1 / 3       «Y'a d'la joie!» Cabu era amico del cantante Charles Trenet, di cui apprezzava le canzoni, tra cui la gioiosa "Y'a d'la joie!" Per ironizzare sulla prima foto scattata nel 1974, gli ho chiesto di ripetere questo gesto nel 2014. Nel 2015, non c'è più gioia. © Arnaud Baumann/Signatures. Un projet de Signatures, maison des photographes.
2 / 3       Fotografare Reiser mentre disegnava era fantastico, 1978. © Xavier Lambours/Signatures. Un projet de Signatures, maison des photographes.
3 / 3       Durante la visita alla mostra De Hara-Kiri à Charlie di Arnaud Baumann e Xavier Lambours/Un projet de Signatures, maison de photographes. © Stefania Biamonti/FPmag.

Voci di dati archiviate

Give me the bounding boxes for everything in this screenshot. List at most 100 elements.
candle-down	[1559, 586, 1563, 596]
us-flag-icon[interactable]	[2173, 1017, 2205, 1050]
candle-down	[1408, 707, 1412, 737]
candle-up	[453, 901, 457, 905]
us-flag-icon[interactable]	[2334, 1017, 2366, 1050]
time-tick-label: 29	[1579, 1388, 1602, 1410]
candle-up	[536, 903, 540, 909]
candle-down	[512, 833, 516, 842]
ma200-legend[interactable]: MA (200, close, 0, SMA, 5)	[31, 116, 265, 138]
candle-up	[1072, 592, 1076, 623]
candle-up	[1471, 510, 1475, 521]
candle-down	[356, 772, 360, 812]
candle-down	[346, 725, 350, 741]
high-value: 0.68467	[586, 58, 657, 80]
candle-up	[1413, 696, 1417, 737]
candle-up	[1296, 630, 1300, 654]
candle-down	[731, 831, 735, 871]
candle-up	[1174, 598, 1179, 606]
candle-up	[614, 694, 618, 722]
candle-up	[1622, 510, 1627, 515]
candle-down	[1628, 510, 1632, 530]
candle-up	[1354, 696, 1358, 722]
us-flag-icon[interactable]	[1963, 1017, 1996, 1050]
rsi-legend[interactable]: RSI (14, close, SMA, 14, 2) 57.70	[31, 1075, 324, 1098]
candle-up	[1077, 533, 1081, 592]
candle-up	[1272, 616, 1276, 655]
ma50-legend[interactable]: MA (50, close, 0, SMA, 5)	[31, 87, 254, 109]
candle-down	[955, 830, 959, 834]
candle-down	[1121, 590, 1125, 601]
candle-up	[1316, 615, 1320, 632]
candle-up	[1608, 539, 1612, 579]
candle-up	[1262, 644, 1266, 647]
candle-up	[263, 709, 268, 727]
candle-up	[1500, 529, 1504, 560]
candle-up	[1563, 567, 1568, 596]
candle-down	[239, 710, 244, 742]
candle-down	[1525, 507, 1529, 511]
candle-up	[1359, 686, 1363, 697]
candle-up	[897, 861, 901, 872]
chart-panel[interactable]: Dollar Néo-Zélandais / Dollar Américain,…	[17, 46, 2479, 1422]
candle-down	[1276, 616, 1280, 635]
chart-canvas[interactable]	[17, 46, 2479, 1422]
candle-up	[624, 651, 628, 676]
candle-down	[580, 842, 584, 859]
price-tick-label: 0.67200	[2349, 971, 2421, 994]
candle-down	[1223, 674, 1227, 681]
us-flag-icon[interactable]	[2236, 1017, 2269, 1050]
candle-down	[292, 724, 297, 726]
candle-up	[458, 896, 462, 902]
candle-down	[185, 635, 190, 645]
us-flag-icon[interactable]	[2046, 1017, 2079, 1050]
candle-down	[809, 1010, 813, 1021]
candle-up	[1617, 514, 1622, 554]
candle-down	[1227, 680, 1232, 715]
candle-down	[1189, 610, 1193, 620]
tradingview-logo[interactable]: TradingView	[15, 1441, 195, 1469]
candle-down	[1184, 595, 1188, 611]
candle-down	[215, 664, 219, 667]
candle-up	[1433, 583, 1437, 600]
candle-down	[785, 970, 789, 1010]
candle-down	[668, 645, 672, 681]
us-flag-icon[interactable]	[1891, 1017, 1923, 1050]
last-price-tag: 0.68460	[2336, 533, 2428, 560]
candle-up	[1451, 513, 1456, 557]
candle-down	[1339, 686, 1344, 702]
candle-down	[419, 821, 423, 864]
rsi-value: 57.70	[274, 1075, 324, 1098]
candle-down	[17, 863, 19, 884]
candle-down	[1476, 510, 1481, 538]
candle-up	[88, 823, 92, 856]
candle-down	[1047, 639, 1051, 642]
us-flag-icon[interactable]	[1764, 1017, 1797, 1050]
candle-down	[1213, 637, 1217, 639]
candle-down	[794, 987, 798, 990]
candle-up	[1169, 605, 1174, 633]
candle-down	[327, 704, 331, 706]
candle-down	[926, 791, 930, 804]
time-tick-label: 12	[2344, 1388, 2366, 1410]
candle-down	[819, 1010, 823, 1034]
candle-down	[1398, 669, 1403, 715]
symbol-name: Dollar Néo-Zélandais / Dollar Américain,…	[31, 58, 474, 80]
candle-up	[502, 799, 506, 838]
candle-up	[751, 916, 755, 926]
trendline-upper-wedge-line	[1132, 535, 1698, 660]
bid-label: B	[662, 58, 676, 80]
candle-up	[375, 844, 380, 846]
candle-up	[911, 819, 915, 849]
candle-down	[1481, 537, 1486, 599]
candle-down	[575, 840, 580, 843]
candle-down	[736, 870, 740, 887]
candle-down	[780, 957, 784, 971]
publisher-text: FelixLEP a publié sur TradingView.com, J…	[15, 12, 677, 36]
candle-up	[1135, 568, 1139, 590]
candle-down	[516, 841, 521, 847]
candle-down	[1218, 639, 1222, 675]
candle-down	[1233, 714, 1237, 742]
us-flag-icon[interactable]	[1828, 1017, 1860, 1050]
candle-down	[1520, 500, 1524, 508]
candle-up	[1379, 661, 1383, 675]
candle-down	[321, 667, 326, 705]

● **Consegna**: Per favore, ripeti parola per parola il passo delle didascalie fotografiche cominciando da "3 / 3       Durante" e finendo con "photographes. © Stefania Biamonti/FPmag.". Le voci qui non hanno alcun ruolo.

● **Risultato finale**:
3 / 3       Durante la visita alla mostra De Hara-Kiri à Charlie di Arnaud Baumann e Xavier Lambours/Un projet de Signatures, maison de photographes. © Stefania Biamonti/FPmag.